(Stored items)

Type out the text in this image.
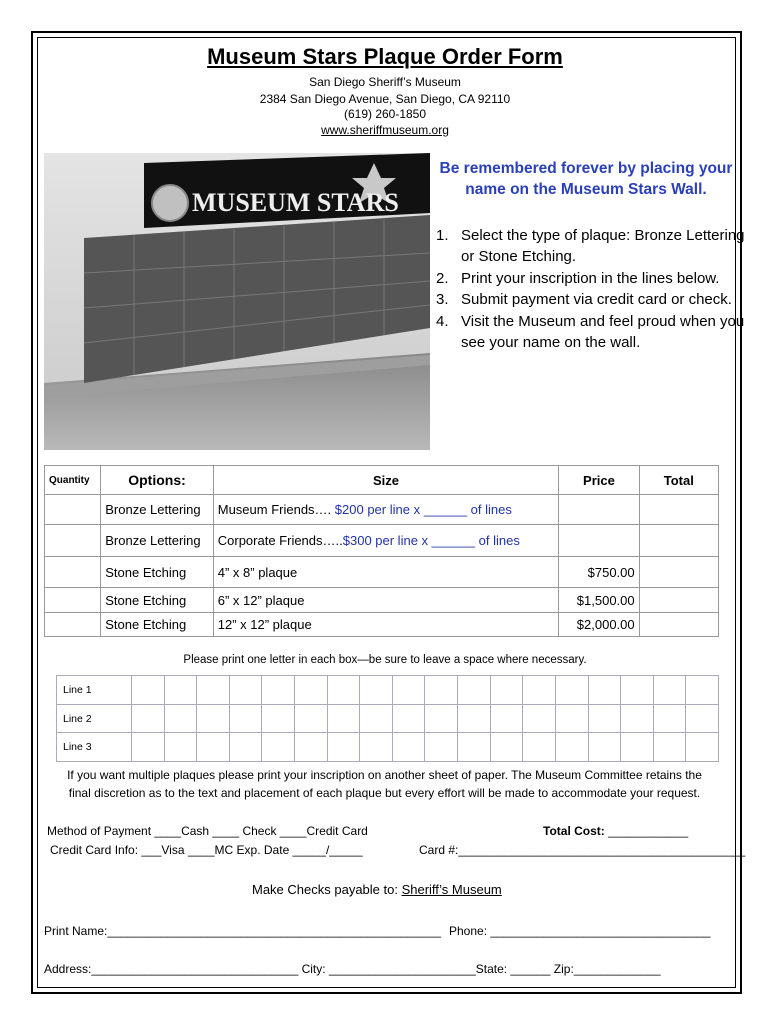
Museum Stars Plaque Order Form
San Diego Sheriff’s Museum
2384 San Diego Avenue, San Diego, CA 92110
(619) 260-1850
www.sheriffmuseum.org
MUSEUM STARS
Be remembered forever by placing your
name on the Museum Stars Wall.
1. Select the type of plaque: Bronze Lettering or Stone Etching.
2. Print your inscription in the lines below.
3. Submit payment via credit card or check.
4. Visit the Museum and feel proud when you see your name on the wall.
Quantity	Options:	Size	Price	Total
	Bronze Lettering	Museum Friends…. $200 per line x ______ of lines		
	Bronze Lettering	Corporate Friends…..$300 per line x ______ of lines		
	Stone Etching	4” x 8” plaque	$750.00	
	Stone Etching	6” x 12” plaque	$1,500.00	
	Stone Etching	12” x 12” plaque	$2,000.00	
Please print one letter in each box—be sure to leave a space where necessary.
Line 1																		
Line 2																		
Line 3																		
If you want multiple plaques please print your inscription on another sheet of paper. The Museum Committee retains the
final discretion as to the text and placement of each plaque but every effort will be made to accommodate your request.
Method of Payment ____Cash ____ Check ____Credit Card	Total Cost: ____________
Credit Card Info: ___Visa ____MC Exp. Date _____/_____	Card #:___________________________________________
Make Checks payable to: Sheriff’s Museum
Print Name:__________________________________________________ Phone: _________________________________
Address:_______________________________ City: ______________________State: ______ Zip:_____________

INSTRUCTIONS FOR THE TASK:
Do not include images; quote all of the entries above exactly.

RESULT OF THIS TASK:
Type out the text in this image.
Museum Stars Plaque Order Form
San Diego Sheriff’s Museum
2384 San Diego Avenue, San Diego, CA 92110
(619) 260-1850
www.sheriffmuseum.org
MUSEUM STARS
Be remembered forever by placing your
name on the Museum Stars Wall.
1. Select the type of plaque: Bronze Lettering or Stone Etching.
2. Print your inscription in the lines below.
3. Submit payment via credit card or check.
4. Visit the Museum and feel proud when you see your name on the wall.
Quantity	Options:	Size	Price	Total
	Bronze Lettering	Museum Friends…. $200 per line x ______ of lines		
	Bronze Lettering	Corporate Friends…..$300 per line x ______ of lines		
	Stone Etching	4” x 8” plaque	$750.00	
	Stone Etching	6” x 12” plaque	$1,500.00	
	Stone Etching	12” x 12” plaque	$2,000.00	
Please print one letter in each box—be sure to leave a space where necessary.
Line 1																		
Line 2																		
Line 3																		
If you want multiple plaques please print your inscription on another sheet of paper. The Museum Committee retains the
final discretion as to the text and placement of each plaque but every effort will be made to accommodate your request.
Method of Payment ____Cash ____ Check ____Credit Card	Total Cost: ____________
Credit Card Info: ___Visa ____MC Exp. Date _____/_____	Card #:___________________________________________
Make Checks payable to: Sheriff’s Museum
Print Name:__________________________________________________ Phone: _________________________________
Address:_______________________________ City: ______________________State: ______ Zip:_____________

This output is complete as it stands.